** Instructions to follow **
Return all lines where the word "trình" can be found.
╭──
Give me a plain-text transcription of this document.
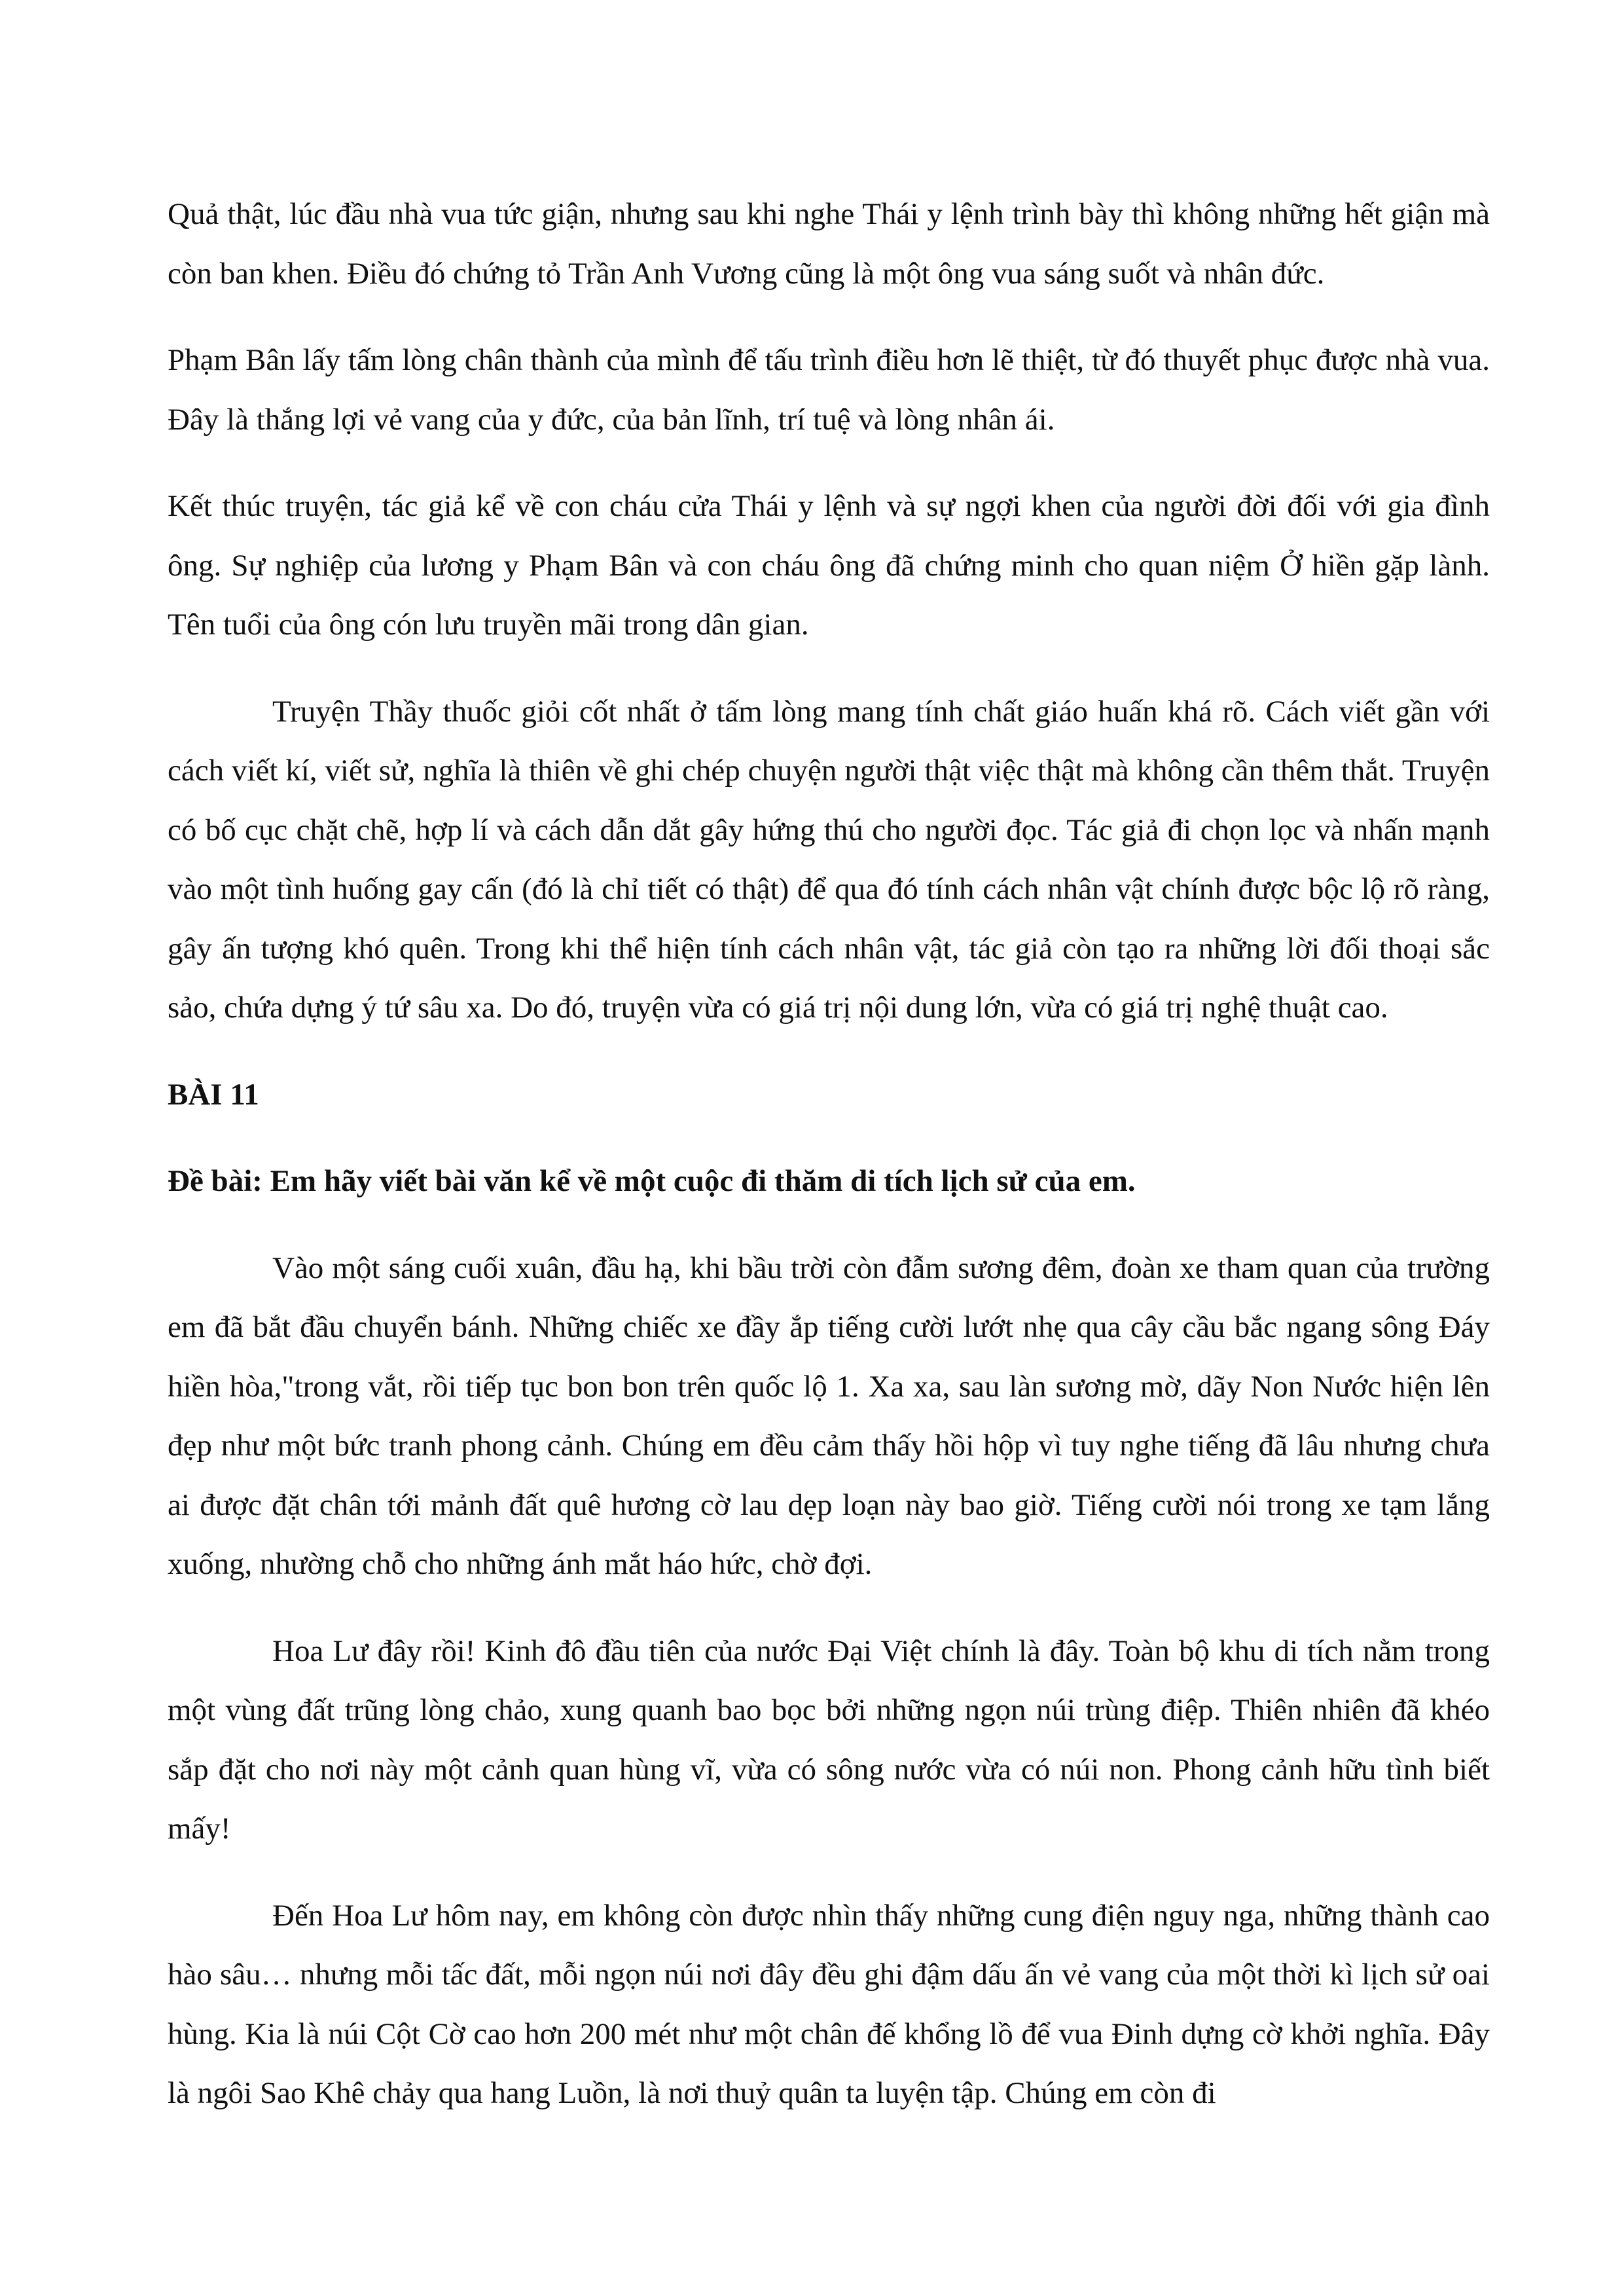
Quả thật, lúc đầu nhà vua tức giận, nhưng sau khi nghe Thái y lệnh trình bày thì không những hết giận mà còn ban khen. Điều đó chứng tỏ Trần Anh Vương cũng là một ông vua sáng suốt và nhân đức.

Phạm Bân lấy tấm lòng chân thành của mình để tấu trình điều hơn lẽ thiệt, từ đó thuyết phục được nhà vua. Đây là thắng lợi vẻ vang của y đức, của bản lĩnh, trí tuệ và lòng nhân ái.

Kết thúc truyện, tác giả kể về con cháu cửa Thái y lệnh và sự ngợi khen của người đời đối với gia đình ông. Sự nghiệp của lương y Phạm Bân và con cháu ông đã chứng minh cho quan niệm Ở hiền gặp lành. Tên tuổi của ông cón lưu truyền mãi trong dân gian.

Truyện Thầy thuốc giỏi cốt nhất ở tấm lòng mang tính chất giáo huấn khá rõ. Cách viết gần với cách viết kí, viết sử, nghĩa là thiên về ghi chép chuyện người thật việc thật mà không cần thêm thắt. Truyện có bố cục chặt chẽ, hợp lí và cách dẫn dắt gây hứng thú cho người đọc. Tác giả đi chọn lọc và nhấn mạnh vào một tình huống gay cấn (đó là chỉ tiết có thật) để qua đó tính cách nhân vật chính được bộc lộ rõ ràng, gây ấn tượng khó quên. Trong khi thể hiện tính cách nhân vật, tác giả còn tạo ra những lời đối thoại sắc sảo, chứa dựng ý tứ sâu xa. Do đó, truyện vừa có giá trị nội dung lớn, vừa có giá trị nghệ thuật cao.

BÀI 11

Đề bài: Em hãy viết bài văn kể về một cuộc đi thăm di tích lịch sử của em.

Vào một sáng cuối xuân, đầu hạ, khi bầu trời còn đẫm sương đêm, đoàn xe tham quan của trường em đã bắt đầu chuyển bánh. Những chiếc xe đầy ắp tiếng cười lướt nhẹ qua cây cầu bắc ngang sông Đáy hiền hòa,"trong vắt, rồi tiếp tục bon bon trên quốc lộ 1. Xa xa, sau làn sương mờ, dãy Non Nước hiện lên đẹp như một bức tranh phong cảnh. Chúng em đều cảm thấy hồi hộp vì tuy nghe tiếng đã lâu nhưng chưa ai được đặt chân tới mảnh đất quê hương cờ lau dẹp loạn này bao giờ. Tiếng cười nói trong xe tạm lắng xuống, nhường chỗ cho những ánh mắt háo hức, chờ đợi.

Hoa Lư đây rồi! Kinh đô đầu tiên của nước Đại Việt chính là đây. Toàn bộ khu di tích nằm trong một vùng đất trũng lòng chảo, xung quanh bao bọc bởi những ngọn núi trùng điệp. Thiên nhiên đã khéo sắp đặt cho nơi này một cảnh quan hùng vĩ, vừa có sông nước vừa có núi non. Phong cảnh hữu tình biết mấy!

Đến Hoa Lư hôm nay, em không còn được nhìn thấy những cung điện nguy nga, những thành cao hào sâu… nhưng mỗi tấc đất, mỗi ngọn núi nơi đây đều ghi đậm dấu ấn vẻ vang của một thời kì lịch sử oai hùng. Kia là núi Cột Cờ cao hơn 200 mét như một chân đế khổng lồ để vua Đinh dựng cờ khởi nghĩa. Đây là ngôi Sao Khê chảy qua hang Luồn, là nơi thuỷ quân ta luyện tập. Chúng em còn đi
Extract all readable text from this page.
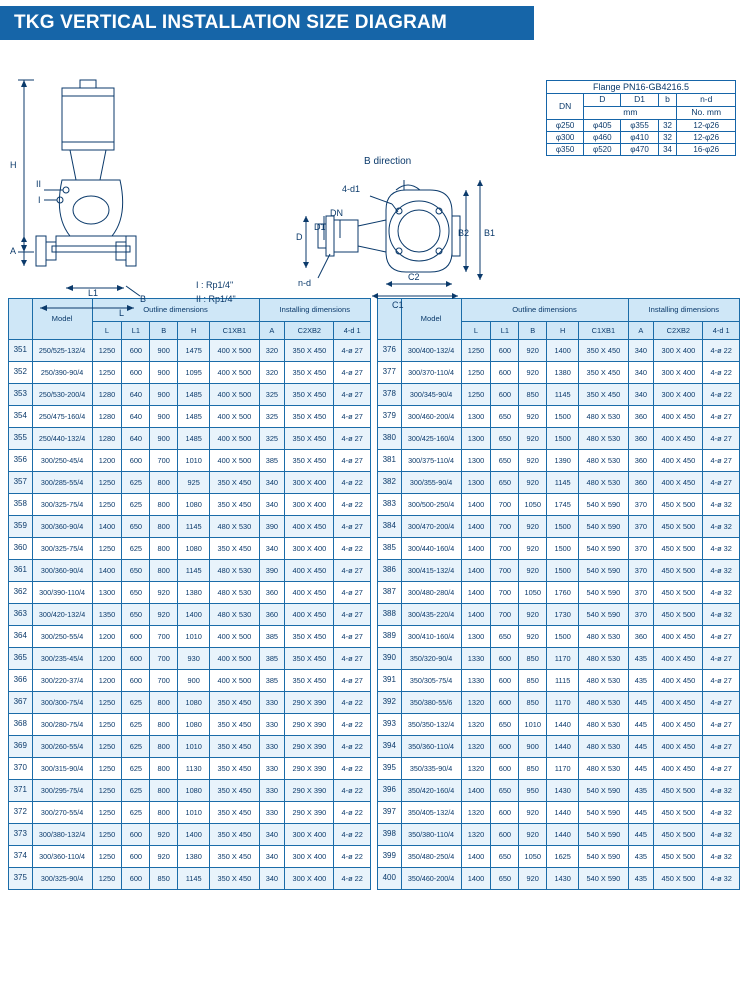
TKG VERTICAL INSTALLATION SIZE DIAGRAM
H
A
L1
L
B
II
I
I : Rp1/4"
II : Rp1/4"
B direction
4-d1
n-d
D
D1
DN
C1
C2
B1
B2
Flange PN16-GB4216.5				
DN	D	D1	b	n-d
	mm			No. mm
φ250	φ405	φ355	32	12-φ26
φ300	φ460	φ410	32	12-φ26
φ350	φ520	φ470	34	16-φ26
	Model	Outline dimensions					Installing dimensions		
		L	L1	B	H	C1XB1	A	C2XB2	4-d 1
351	250/525-132/4	1250	600	900	1475	400 X 500	320	350 X 450	4-ø 27
352	250/390-90/4	1250	600	900	1095	400 X 500	320	350 X 450	4-ø 27
353	250/530-200/4	1280	640	900	1485	400 X 500	325	350 X 450	4-ø 27
354	250/475-160/4	1280	640	900	1485	400 X 500	325	350 X 450	4-ø 27
355	250/440-132/4	1280	640	900	1485	400 X 500	325	350 X 450	4-ø 27
356	300/250-45/4	1200	600	700	1010	400 X 500	385	350 X 450	4-ø 27
357	300/285-55/4	1250	625	800	925	350 X 450	340	300 X 400	4-ø 22
358	300/325-75/4	1250	625	800	1080	350 X 450	340	300 X 400	4-ø 22
359	300/360-90/4	1400	650	800	1145	480 X 530	390	400 X 450	4-ø 27
360	300/325-75/4	1250	625	800	1080	350 X 450	340	300 X 400	4-ø 22
361	300/360-90/4	1400	650	800	1145	480 X 530	390	400 X 450	4-ø 27
362	300/390-110/4	1300	650	920	1380	480 X 530	360	400 X 450	4-ø 27
363	300/420-132/4	1350	650	920	1400	480 X 530	360	400 X 450	4-ø 27
364	300/250-55/4	1200	600	700	1010	400 X 500	385	350 X 450	4-ø 27
365	300/235-45/4	1200	600	700	930	400 X 500	385	350 X 450	4-ø 27
366	300/220-37/4	1200	600	700	900	400 X 500	385	350 X 450	4-ø 27
367	300/300-75/4	1250	625	800	1080	350 X 450	330	290 X 390	4-ø 22
368	300/280-75/4	1250	625	800	1080	350 X 450	330	290 X 390	4-ø 22
369	300/260-55/4	1250	625	800	1010	350 X 450	330	290 X 390	4-ø 22
370	300/315-90/4	1250	625	800	1130	350 X 450	330	290 X 390	4-ø 22
371	300/295-75/4	1250	625	800	1080	350 X 450	330	290 X 390	4-ø 22
372	300/270-55/4	1250	625	800	1010	350 X 450	330	290 X 390	4-ø 22
373	300/380-132/4	1250	600	920	1400	350 X 450	340	300 X 400	4-ø 22
374	300/360-110/4	1250	600	920	1380	350 X 450	340	300 X 400	4-ø 22
375	300/325-90/4	1250	600	850	1145	350 X 450	340	300 X 400	4-ø 22
	Model	Outline dimensions					Installing dimensions		
		L	L1	B	H	C1XB1	A	C2XB2	4-d 1
376	300/400-132/4	1250	600	920	1400	350 X 450	340	300 X 400	4-ø 22
377	300/370-110/4	1250	600	920	1380	350 X 450	340	300 X 400	4-ø 22
378	300/345-90/4	1250	600	850	1145	350 X 450	340	300 X 400	4-ø 22
379	300/460-200/4	1300	650	920	1500	480 X 530	360	400 X 450	4-ø 27
380	300/425-160/4	1300	650	920	1500	480 X 530	360	400 X 450	4-ø 27
381	300/375-110/4	1300	650	920	1390	480 X 530	360	400 X 450	4-ø 27
382	300/355-90/4	1300	650	920	1145	480 X 530	360	400 X 450	4-ø 27
383	300/500-250/4	1400	700	1050	1745	540 X 590	370	450 X 500	4-ø 32
384	300/470-200/4	1400	700	920	1500	540 X 590	370	450 X 500	4-ø 32
385	300/440-160/4	1400	700	920	1500	540 X 590	370	450 X 500	4-ø 32
386	300/415-132/4	1400	700	920	1500	540 X 590	370	450 X 500	4-ø 32
387	300/480-280/4	1400	700	1050	1760	540 X 590	370	450 X 500	4-ø 32
388	300/435-220/4	1400	700	920	1730	540 X 590	370	450 X 500	4-ø 32
389	300/410-160/4	1300	650	920	1500	480 X 530	360	400 X 450	4-ø 27
390	350/320-90/4	1330	600	850	1170	480 X 530	435	400 X 450	4-ø 27
391	350/305-75/4	1330	600	850	1115	480 X 530	435	400 X 450	4-ø 27
392	350/380-55/6	1320	600	850	1170	480 X 530	445	400 X 450	4-ø 27
393	350/350-132/4	1320	650	1010	1440	480 X 530	445	400 X 450	4-ø 27
394	350/360-110/4	1320	600	900	1440	480 X 530	445	400 X 450	4-ø 27
395	350/335-90/4	1320	600	850	1170	480 X 530	445	400 X 450	4-ø 27
396	350/420-160/4	1400	650	950	1430	540 X 590	435	450 X 500	4-ø 32
397	350/405-132/4	1320	600	920	1440	540 X 590	445	450 X 500	4-ø 32
398	350/380-110/4	1320	600	920	1440	540 X 590	445	450 X 500	4-ø 32
399	350/480-250/4	1400	650	1050	1625	540 X 590	435	450 X 500	4-ø 32
400	350/460-200/4	1400	650	920	1430	540 X 590	435	450 X 500	4-ø 32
╰──
** Complete output **
Quả thật, lúc đầu nhà vua tức giận, nhưng sau khi nghe Thái y lệnh trình bày thì không những hết giận mà còn ban khen. Điều đó chứng tỏ Trần Anh Vương cũng là một ông vua sáng suốt và nhân đức.
Phạm Bân lấy tấm lòng chân thành của mình để tấu trình điều hơn lẽ thiệt, từ đó thuyết phục được nhà vua. Đây là thắng lợi vẻ vang của y đức, của bản lĩnh, trí tuệ và lòng nhân ái.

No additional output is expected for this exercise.